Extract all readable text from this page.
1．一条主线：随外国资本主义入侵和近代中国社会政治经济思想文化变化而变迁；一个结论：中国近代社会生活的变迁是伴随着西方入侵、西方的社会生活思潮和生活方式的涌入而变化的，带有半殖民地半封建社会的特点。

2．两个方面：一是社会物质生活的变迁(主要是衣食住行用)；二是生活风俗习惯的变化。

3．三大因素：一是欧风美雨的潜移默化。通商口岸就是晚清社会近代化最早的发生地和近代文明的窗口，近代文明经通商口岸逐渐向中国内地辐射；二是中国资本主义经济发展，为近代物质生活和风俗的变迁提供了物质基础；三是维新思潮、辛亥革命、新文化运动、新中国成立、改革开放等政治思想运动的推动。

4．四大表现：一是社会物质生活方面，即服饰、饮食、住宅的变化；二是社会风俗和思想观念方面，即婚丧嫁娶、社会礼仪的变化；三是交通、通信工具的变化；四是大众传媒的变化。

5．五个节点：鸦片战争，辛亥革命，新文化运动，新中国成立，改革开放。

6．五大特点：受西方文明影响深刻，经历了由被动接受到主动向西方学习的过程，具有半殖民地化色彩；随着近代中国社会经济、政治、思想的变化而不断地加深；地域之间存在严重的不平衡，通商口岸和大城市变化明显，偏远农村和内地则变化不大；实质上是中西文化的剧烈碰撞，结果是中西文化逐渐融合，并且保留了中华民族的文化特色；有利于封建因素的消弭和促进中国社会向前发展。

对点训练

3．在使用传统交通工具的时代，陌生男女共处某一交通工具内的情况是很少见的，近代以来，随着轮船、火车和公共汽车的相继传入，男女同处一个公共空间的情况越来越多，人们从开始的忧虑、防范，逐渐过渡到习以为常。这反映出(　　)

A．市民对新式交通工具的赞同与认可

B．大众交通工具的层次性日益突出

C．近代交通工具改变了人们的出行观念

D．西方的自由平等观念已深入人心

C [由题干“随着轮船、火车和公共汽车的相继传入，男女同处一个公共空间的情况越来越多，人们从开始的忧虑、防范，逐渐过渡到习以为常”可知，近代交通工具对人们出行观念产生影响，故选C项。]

◇ ◇ ◇

TASK PROMPT: Make a list of all lines in the data that contain "新中国成立".

EXPECTED OUTPUT:
3．三大因素：一是欧风美雨的潜移默化。通商口岸就是晚清社会近代化最早的发生地和近代文明的窗口，近代文明经通商口岸逐渐向中国内地辐射；二是中国资本主义经济发展，为近代物质生活和风俗的变迁提供了物质基础；三是维新思潮、辛亥革命、新文化运动、新中国成立、改革开放等政治思想运动的推动。
5．五个节点：鸦片战争，辛亥革命，新文化运动，新中国成立，改革开放。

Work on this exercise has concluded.